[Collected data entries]
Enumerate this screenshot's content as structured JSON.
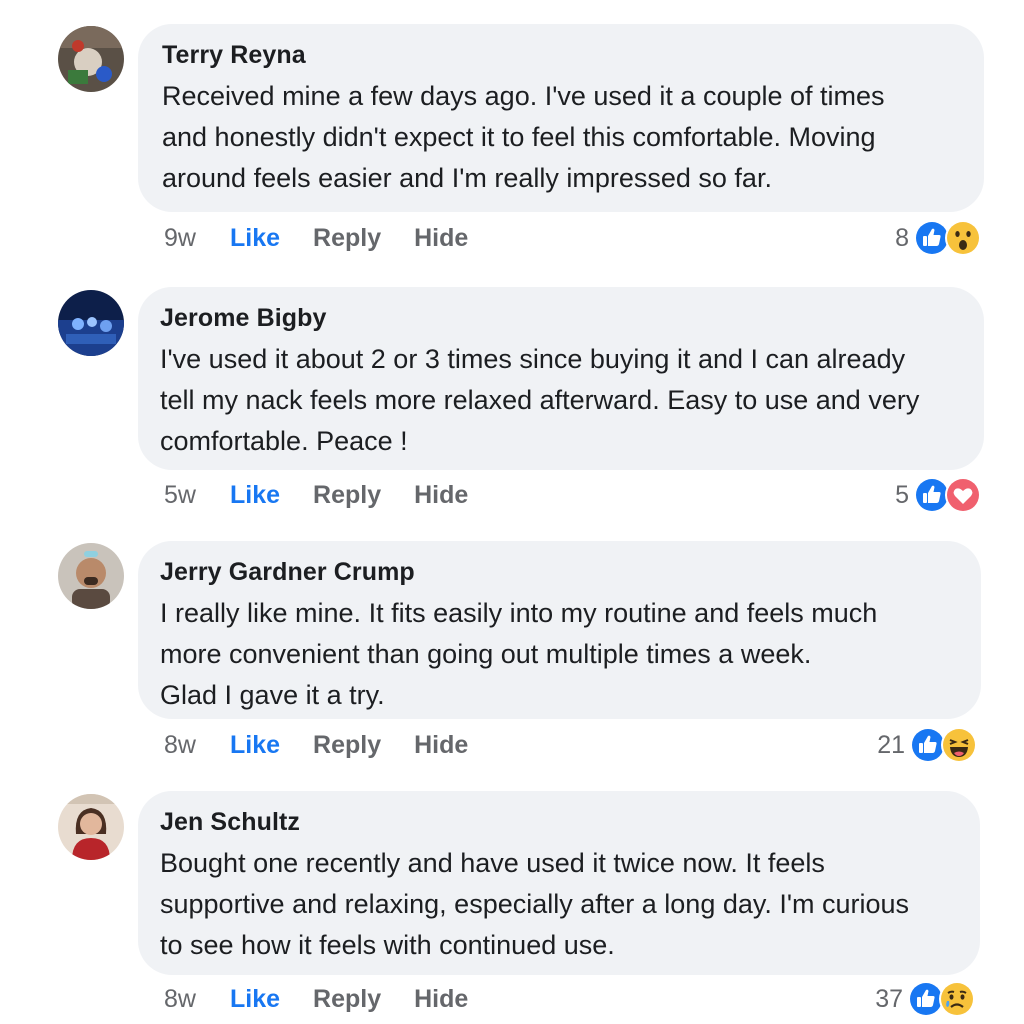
{
  "comments": [
    {
      "author": "Terry Reyna",
      "text": "Received mine a few days ago. I've used it a couple of times\nand honestly didn't expect it to feel this comfortable. Moving\naround feels easier and I'm really impressed so far.",
      "time": "9w",
      "like_label": "Like",
      "reply_label": "Reply",
      "hide_label": "Hide",
      "reaction_count": "8",
      "reactions": [
        "like-icon",
        "wow-icon"
      ]
    },
    {
      "author": "Jerome Bigby",
      "text": "I've used it about 2 or 3 times since buying it and I can already\ntell my nack feels more relaxed afterward. Easy to use and very\ncomfortable. Peace !",
      "time": "5w",
      "like_label": "Like",
      "reply_label": "Reply",
      "hide_label": "Hide",
      "reaction_count": "5",
      "reactions": [
        "like-icon",
        "love-icon"
      ]
    },
    {
      "author": "Jerry Gardner Crump",
      "text": "I really like mine. It fits easily into my routine and feels much\nmore convenient than going out multiple times a week.\nGlad I gave it a try.",
      "time": "8w",
      "like_label": "Like",
      "reply_label": "Reply",
      "hide_label": "Hide",
      "reaction_count": "21",
      "reactions": [
        "like-icon",
        "haha-icon"
      ]
    },
    {
      "author": "Jen Schultz",
      "text": "Bought one recently and have used it twice now. It feels\nsupportive and relaxing, especially after a long day. I'm curious\nto see how it feels with continued use.",
      "time": "8w",
      "like_label": "Like",
      "reply_label": "Reply",
      "hide_label": "Hide",
      "reaction_count": "37",
      "reactions": [
        "like-icon",
        "sad-icon"
      ]
    }
  ],
  "colors": {
    "like_blue": "#1877f2",
    "bubble_bg": "#f0f2f5",
    "secondary_text": "#65676b",
    "reaction_yellow": "#f7c23b",
    "love_red": "#f0606e"
  }
}
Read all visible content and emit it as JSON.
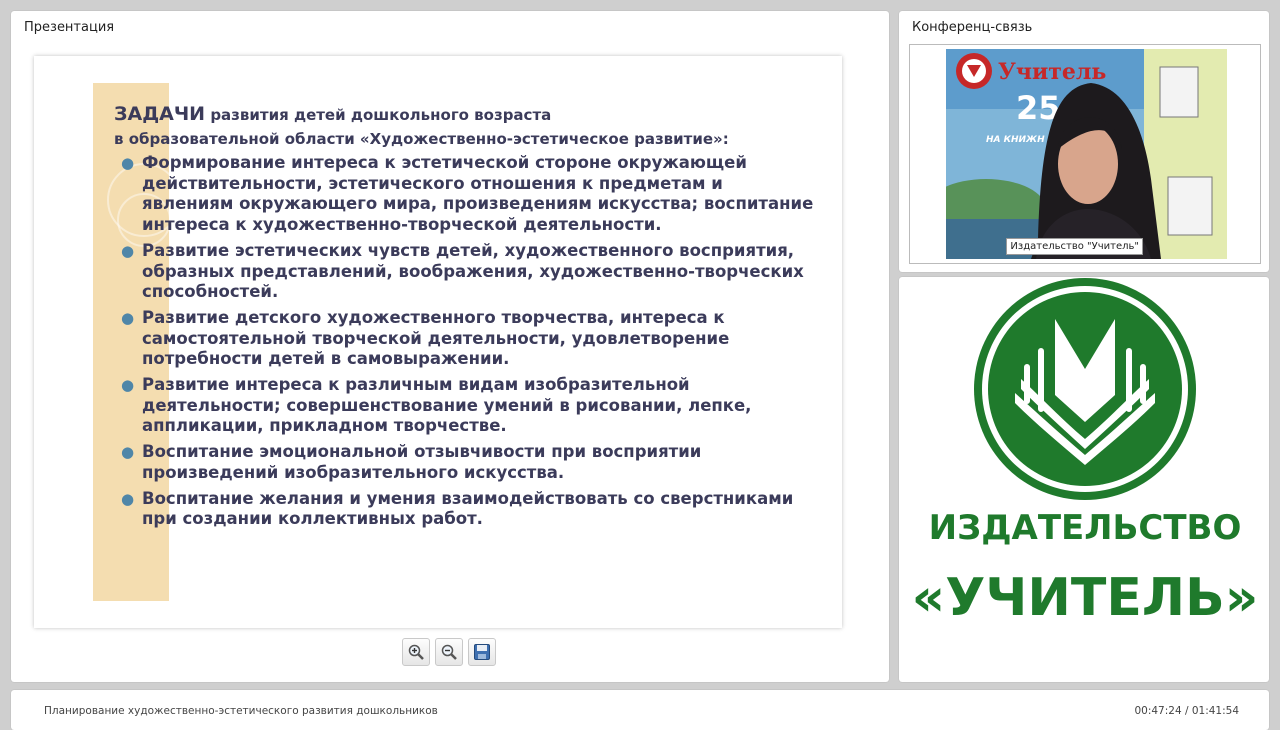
{
  "presentation": {
    "panel_title": "Презентация",
    "slide": {
      "heading_big": "ЗАДАЧИ",
      "heading_rest": " развития детей дошкольного возраста",
      "subheading": "в образовательной области «Художественно-эстетическое развитие»:",
      "bullets": [
        "Формирование интереса к эстетической стороне окружающей действительности, эстетического отношения к предметам и явлениям окружающего мира, произведениям искусства; воспитание интереса к художественно-творческой деятельности.",
        "Развитие эстетических чувств детей, художественного восприятия, образных представлений, воображения, художественно-творческих способностей.",
        "Развитие детского художественного творчества, интереса к самостоятельной творческой деятельности, удовлетворение потребности детей в самовыражении.",
        "Развитие интереса к различным видам изобразительной деятельности; совершенствование умений в рисовании, лепке, аппликации, прикладном творчестве.",
        "Воспитание эмоциональной отзывчивости при восприятии произведений изобразительного искусства.",
        "Воспитание желания и умения взаимодействовать со сверстниками при создании коллективных работ."
      ]
    },
    "toolbar": {
      "zoom_in_icon": "zoom-in-icon",
      "zoom_out_icon": "zoom-out-icon",
      "save_icon": "save-icon"
    }
  },
  "conference": {
    "panel_title": "Конференц-связь",
    "camera_label": "Издательство \"Учитель\"",
    "banner_word": "Учитель",
    "banner_years": "25",
    "banner_tagline": "НА КНИЖН"
  },
  "logo": {
    "line1": "ИЗДАТЕЛЬСТВО",
    "line2": "«УЧИТЕЛЬ»",
    "brand_color": "#1f7a2c"
  },
  "status": {
    "title": "Планирование художественно-эстетического развития дошкольников",
    "time": "00:47:24 / 01:41:54"
  }
}
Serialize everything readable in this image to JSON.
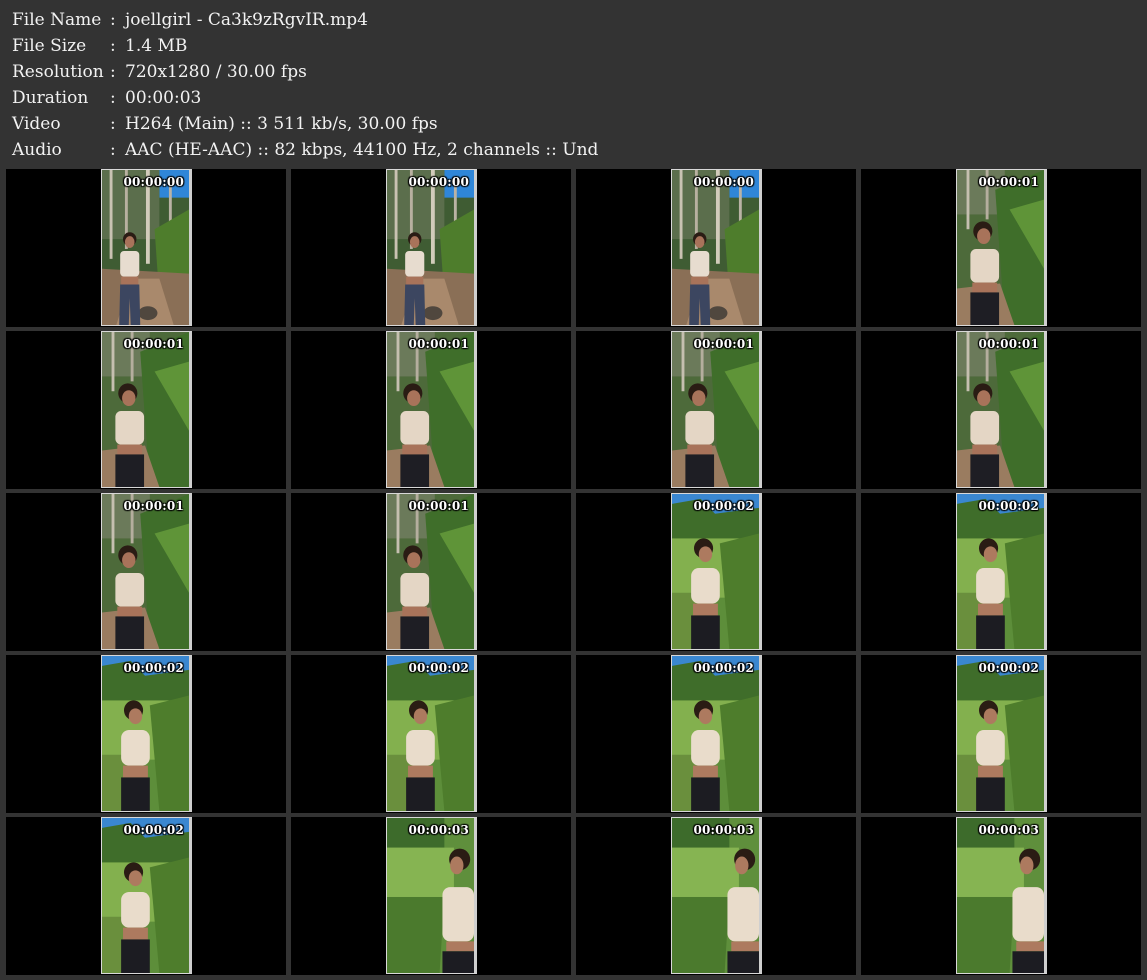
{
  "info": [
    {
      "label": "File Name",
      "sep": ":",
      "value": "joellgirl - Ca3k9zRgvIR.mp4"
    },
    {
      "label": "File Size",
      "sep": ":",
      "value": "1.4 MB"
    },
    {
      "label": "Resolution",
      "sep": ":",
      "value": "720x1280 / 30.00 fps"
    },
    {
      "label": "Duration",
      "sep": ":",
      "value": "00:00:03"
    },
    {
      "label": "Video",
      "sep": ":",
      "value": "H264 (Main) :: 3 511 kb/s, 30.00 fps"
    },
    {
      "label": "Audio",
      "sep": ":",
      "value": "AAC (HE-AAC) :: 82 kbps, 44100 Hz, 2 channels :: Und"
    }
  ],
  "frames": [
    {
      "time": "00:00:00",
      "scene": "forest-path"
    },
    {
      "time": "00:00:00",
      "scene": "forest-path"
    },
    {
      "time": "00:00:00",
      "scene": "forest-path"
    },
    {
      "time": "00:00:01",
      "scene": "forest-close"
    },
    {
      "time": "00:00:01",
      "scene": "forest-close"
    },
    {
      "time": "00:00:01",
      "scene": "forest-close"
    },
    {
      "time": "00:00:01",
      "scene": "forest-close"
    },
    {
      "time": "00:00:01",
      "scene": "forest-close"
    },
    {
      "time": "00:00:01",
      "scene": "forest-close"
    },
    {
      "time": "00:00:01",
      "scene": "forest-close"
    },
    {
      "time": "00:00:02",
      "scene": "meadow"
    },
    {
      "time": "00:00:02",
      "scene": "meadow"
    },
    {
      "time": "00:00:02",
      "scene": "meadow"
    },
    {
      "time": "00:00:02",
      "scene": "meadow"
    },
    {
      "time": "00:00:02",
      "scene": "meadow"
    },
    {
      "time": "00:00:02",
      "scene": "meadow"
    },
    {
      "time": "00:00:02",
      "scene": "meadow"
    },
    {
      "time": "00:00:03",
      "scene": "meadow-right"
    },
    {
      "time": "00:00:03",
      "scene": "meadow-right"
    },
    {
      "time": "00:00:03",
      "scene": "meadow-right"
    }
  ],
  "colors": {
    "background": "#333333",
    "text": "#f2f2f2",
    "cell": "#000000"
  }
}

[Aim of the exercise]: Copy out each line word for word, please, skipping the images.

[Worked solution]:
Enumerate this screenshot's content as structured JSON.
{
  "comments": [
    {
      "author": "Terry Reyna",
      "text": "Received mine a few days ago. I've used it a couple of times\nand honestly didn't expect it to feel this comfortable. Moving\naround feels easier and I'm really impressed so far.",
      "time": "9w",
      "like_label": "Like",
      "reply_label": "Reply",
      "hide_label": "Hide",
      "reaction_count": "8",
      "reactions": [
        "like-icon",
        "wow-icon"
      ]
    },
    {
      "author": "Jerome Bigby",
      "text": "I've used it about 2 or 3 times since buying it and I can already\ntell my nack feels more relaxed afterward. Easy to use and very\ncomfortable. Peace !",
      "time": "5w",
      "like_label": "Like",
      "reply_label": "Reply",
      "hide_label": "Hide",
      "reaction_count": "5",
      "reactions": [
        "like-icon",
        "love-icon"
      ]
    },
    {
      "author": "Jerry Gardner Crump",
      "text": "I really like mine. It fits easily into my routine and feels much\nmore convenient than going out multiple times a week.\nGlad I gave it a try.",
      "time": "8w",
      "like_label": "Like",
      "reply_label": "Reply",
      "hide_label": "Hide",
      "reaction_count": "21",
      "reactions": [
        "like-icon",
        "haha-icon"
      ]
    },
    {
      "author": "Jen Schultz",
      "text": "Bought one recently and have used it twice now. It feels\nsupportive and relaxing, especially after a long day. I'm curious\nto see how it feels with continued use.",
      "time": "8w",
      "like_label": "Like",
      "reply_label": "Reply",
      "hide_label": "Hide",
      "reaction_count": "37",
      "reactions": [
        "like-icon",
        "sad-icon"
      ]
    }
  ],
  "colors": {
    "like_blue": "#1877f2",
    "bubble_bg": "#f0f2f5",
    "secondary_text": "#65676b",
    "reaction_yellow": "#f7c23b",
    "love_red": "#f0606e"
  }
}
Read all visible content and emit it as JSON.
{
  "presentation": {
    "panel_title": "Презентация",
    "slide": {
      "heading_big": "ЗАДАЧИ",
      "heading_rest": " развития детей дошкольного возраста",
      "subheading": "в образовательной области «Художественно-эстетическое развитие»:",
      "bullets": [
        "Формирование интереса к эстетической стороне окружающей действительности, эстетического отношения к предметам и явлениям окружающего мира, произведениям искусства; воспитание интереса к художественно-творческой деятельности.",
        "Развитие эстетических чувств детей, художественного восприятия, образных представлений, воображения, художественно-творческих способностей.",
        "Развитие детского художественного творчества, интереса к самостоятельной творческой деятельности, удовлетворение потребности детей в самовыражении.",
        "Развитие интереса к различным видам изобразительной деятельности; совершенствование умений в рисовании, лепке, аппликации, прикладном творчестве.",
        "Воспитание эмоциональной отзывчивости при восприятии произведений изобразительного искусства.",
        "Воспитание желания и умения взаимодействовать со сверстниками при создании коллективных работ."
      ]
    },
    "toolbar": {
      "zoom_in_icon": "zoom-in-icon",
      "zoom_out_icon": "zoom-out-icon",
      "save_icon": "save-icon"
    }
  },
  "conference": {
    "panel_title": "Конференц-связь",
    "camera_label": "Издательство \"Учитель\"",
    "banner_word": "Учитель",
    "banner_years": "25",
    "banner_tagline": "НА КНИЖН"
  },
  "logo": {
    "line1": "ИЗДАТЕЛЬСТВО",
    "line2": "«УЧИТЕЛЬ»",
    "brand_color": "#1f7a2c"
  },
  "status": {
    "title": "Планирование художественно-эстетического развития дошкольников",
    "time": "00:47:24 / 01:41:54"
  }
}
Serialize everything readable in this image to JSON.
{
  "info": [
    {
      "label": "File Name",
      "sep": ":",
      "value": "joellgirl - Ca3k9zRgvIR.mp4"
    },
    {
      "label": "File Size",
      "sep": ":",
      "value": "1.4 MB"
    },
    {
      "label": "Resolution",
      "sep": ":",
      "value": "720x1280 / 30.00 fps"
    },
    {
      "label": "Duration",
      "sep": ":",
      "value": "00:00:03"
    },
    {
      "label": "Video",
      "sep": ":",
      "value": "H264 (Main) :: 3 511 kb/s, 30.00 fps"
    },
    {
      "label": "Audio",
      "sep": ":",
      "value": "AAC (HE-AAC) :: 82 kbps, 44100 Hz, 2 channels :: Und"
    }
  ],
  "frames": [
    {
      "time": "00:00:00",
      "scene": "forest-path"
    },
    {
      "time": "00:00:00",
      "scene": "forest-path"
    },
    {
      "time": "00:00:00",
      "scene": "forest-path"
    },
    {
      "time": "00:00:01",
      "scene": "forest-close"
    },
    {
      "time": "00:00:01",
      "scene": "forest-close"
    },
    {
      "time": "00:00:01",
      "scene": "forest-close"
    },
    {
      "time": "00:00:01",
      "scene": "forest-close"
    },
    {
      "time": "00:00:01",
      "scene": "forest-close"
    },
    {
      "time": "00:00:01",
      "scene": "forest-close"
    },
    {
      "time": "00:00:01",
      "scene": "forest-close"
    },
    {
      "time": "00:00:02",
      "scene": "meadow"
    },
    {
      "time": "00:00:02",
      "scene": "meadow"
    },
    {
      "time": "00:00:02",
      "scene": "meadow"
    },
    {
      "time": "00:00:02",
      "scene": "meadow"
    },
    {
      "time": "00:00:02",
      "scene": "meadow"
    },
    {
      "time": "00:00:02",
      "scene": "meadow"
    },
    {
      "time": "00:00:02",
      "scene": "meadow"
    },
    {
      "time": "00:00:03",
      "scene": "meadow-right"
    },
    {
      "time": "00:00:03",
      "scene": "meadow-right"
    },
    {
      "time": "00:00:03",
      "scene": "meadow-right"
    }
  ],
  "colors": {
    "background": "#333333",
    "text": "#f2f2f2",
    "cell": "#000000"
  }
}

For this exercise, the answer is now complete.